====== Dataset entries ======
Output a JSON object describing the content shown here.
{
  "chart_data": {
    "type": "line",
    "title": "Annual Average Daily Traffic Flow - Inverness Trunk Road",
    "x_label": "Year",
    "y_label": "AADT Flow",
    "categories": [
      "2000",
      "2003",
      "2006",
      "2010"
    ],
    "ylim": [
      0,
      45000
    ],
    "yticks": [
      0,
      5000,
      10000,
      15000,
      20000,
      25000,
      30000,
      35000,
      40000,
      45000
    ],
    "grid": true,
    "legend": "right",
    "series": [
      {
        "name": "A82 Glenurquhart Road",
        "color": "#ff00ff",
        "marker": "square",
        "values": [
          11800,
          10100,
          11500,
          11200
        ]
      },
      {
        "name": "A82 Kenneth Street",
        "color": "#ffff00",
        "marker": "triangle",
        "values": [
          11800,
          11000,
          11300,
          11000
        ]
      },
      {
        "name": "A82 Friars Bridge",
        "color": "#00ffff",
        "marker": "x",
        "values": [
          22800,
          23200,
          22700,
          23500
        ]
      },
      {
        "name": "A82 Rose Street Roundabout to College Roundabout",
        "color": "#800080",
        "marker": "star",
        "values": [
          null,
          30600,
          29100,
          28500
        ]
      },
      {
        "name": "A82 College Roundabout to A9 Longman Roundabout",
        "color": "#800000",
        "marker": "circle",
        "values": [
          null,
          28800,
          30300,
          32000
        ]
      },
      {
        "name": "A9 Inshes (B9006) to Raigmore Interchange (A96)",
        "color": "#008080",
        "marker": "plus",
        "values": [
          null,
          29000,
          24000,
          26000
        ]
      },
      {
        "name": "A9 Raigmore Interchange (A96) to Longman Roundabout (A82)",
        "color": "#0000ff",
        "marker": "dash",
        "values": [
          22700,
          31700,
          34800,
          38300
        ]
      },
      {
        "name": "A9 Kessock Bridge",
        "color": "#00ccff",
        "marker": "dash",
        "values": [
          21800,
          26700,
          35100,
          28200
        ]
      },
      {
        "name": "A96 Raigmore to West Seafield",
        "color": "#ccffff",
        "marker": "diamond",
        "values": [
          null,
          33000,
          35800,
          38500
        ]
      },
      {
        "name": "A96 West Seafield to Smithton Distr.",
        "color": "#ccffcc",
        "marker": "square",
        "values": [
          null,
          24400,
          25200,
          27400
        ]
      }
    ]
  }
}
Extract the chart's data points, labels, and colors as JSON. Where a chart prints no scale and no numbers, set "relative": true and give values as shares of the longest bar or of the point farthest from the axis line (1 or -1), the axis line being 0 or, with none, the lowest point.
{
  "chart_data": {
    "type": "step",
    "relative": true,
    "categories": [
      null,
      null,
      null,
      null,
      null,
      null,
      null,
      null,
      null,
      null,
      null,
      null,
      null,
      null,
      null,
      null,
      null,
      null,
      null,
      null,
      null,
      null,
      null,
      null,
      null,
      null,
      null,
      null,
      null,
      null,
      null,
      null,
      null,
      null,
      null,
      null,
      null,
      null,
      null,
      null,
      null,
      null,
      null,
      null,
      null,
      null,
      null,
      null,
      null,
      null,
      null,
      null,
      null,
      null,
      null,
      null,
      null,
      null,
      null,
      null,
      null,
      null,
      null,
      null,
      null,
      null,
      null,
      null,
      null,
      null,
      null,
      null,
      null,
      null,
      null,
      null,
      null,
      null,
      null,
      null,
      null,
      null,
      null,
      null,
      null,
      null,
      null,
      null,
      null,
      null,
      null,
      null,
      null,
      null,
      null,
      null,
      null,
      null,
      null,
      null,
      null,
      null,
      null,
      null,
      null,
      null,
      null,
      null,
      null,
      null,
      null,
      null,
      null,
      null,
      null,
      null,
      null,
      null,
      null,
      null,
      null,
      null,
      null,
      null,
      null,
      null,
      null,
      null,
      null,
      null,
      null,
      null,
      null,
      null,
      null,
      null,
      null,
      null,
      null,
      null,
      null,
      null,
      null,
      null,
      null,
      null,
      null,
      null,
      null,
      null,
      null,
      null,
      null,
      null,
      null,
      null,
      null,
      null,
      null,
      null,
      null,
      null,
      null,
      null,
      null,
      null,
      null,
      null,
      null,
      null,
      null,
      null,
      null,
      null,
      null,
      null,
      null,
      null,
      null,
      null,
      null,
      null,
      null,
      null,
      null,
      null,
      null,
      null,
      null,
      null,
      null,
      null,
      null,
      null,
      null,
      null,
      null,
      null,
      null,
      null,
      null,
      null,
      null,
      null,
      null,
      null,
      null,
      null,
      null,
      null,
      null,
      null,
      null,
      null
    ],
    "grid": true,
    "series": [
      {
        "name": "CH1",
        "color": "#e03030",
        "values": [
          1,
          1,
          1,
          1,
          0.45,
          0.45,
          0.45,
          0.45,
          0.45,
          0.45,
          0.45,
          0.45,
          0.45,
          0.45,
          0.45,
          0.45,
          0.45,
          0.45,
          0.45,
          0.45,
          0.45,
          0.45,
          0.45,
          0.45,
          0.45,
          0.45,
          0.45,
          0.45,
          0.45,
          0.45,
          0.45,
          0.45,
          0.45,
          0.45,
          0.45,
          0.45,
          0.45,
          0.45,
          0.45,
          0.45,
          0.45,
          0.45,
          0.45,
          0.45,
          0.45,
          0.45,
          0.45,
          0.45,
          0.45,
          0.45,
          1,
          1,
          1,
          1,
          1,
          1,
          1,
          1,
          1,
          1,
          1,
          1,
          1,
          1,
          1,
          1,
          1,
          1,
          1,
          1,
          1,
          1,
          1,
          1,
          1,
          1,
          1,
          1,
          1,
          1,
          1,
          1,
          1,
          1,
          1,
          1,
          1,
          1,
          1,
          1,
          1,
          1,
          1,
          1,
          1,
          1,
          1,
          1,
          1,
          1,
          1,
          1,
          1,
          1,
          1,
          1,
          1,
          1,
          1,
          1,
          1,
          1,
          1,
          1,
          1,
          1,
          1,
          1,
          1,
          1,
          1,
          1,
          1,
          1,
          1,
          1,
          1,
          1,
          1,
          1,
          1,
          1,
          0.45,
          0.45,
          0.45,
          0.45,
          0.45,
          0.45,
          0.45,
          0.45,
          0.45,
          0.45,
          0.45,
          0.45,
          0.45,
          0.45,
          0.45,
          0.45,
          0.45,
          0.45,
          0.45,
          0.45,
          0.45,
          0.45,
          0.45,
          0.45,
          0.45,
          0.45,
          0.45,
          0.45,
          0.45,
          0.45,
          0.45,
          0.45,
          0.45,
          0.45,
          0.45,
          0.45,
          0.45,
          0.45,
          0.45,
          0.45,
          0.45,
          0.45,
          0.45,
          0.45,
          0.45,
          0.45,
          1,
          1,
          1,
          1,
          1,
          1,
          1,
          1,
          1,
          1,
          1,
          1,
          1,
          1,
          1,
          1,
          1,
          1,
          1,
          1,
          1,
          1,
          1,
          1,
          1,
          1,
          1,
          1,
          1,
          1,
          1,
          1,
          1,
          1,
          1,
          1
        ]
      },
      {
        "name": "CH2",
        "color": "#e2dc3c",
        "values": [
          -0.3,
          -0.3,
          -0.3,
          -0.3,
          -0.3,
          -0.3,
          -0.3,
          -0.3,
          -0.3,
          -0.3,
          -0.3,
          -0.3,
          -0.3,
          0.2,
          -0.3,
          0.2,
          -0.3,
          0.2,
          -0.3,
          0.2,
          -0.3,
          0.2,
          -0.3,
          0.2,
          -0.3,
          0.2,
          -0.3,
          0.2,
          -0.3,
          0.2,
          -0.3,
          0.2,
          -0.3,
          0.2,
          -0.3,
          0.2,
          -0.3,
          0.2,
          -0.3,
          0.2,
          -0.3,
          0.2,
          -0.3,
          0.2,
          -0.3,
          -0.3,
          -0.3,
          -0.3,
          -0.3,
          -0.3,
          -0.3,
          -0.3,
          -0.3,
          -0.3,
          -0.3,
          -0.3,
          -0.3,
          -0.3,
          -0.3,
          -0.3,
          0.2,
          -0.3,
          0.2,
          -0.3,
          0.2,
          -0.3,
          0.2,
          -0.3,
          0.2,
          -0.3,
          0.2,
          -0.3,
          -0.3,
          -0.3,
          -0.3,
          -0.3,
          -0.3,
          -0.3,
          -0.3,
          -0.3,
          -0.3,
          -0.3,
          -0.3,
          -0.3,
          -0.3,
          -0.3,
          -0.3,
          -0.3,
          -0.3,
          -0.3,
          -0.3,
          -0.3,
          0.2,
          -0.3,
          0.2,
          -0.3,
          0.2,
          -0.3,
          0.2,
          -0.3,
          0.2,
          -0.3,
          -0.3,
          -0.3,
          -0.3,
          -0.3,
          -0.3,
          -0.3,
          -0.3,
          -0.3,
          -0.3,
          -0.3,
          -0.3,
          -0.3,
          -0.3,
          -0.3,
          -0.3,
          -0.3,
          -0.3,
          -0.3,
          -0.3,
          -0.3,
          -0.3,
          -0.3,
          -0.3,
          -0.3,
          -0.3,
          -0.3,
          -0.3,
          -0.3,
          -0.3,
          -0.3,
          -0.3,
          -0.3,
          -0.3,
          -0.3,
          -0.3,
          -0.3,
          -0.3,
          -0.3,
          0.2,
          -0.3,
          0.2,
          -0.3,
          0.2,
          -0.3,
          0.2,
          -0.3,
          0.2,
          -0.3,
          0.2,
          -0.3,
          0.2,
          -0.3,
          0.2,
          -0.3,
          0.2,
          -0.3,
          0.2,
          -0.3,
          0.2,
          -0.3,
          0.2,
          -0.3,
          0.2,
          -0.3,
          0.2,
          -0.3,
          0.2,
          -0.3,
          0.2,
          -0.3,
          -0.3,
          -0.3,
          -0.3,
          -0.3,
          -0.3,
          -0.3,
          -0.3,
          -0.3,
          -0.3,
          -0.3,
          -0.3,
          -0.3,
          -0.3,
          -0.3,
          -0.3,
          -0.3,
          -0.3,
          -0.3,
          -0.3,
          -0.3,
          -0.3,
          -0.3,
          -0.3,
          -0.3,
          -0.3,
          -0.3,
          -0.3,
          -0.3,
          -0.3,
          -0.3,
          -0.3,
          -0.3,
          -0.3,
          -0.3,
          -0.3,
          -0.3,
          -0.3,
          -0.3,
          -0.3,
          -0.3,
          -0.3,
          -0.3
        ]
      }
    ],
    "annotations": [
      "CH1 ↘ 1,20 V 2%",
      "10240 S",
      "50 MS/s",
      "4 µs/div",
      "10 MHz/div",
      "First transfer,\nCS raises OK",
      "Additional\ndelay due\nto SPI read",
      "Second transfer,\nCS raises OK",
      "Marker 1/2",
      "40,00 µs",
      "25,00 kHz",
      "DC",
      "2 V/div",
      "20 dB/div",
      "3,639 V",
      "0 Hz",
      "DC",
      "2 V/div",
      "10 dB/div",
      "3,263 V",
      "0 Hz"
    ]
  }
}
======
What is the number of lines in the data above that include the word "Longman"? Answer with that number only.

■ **Response for this exercise**
2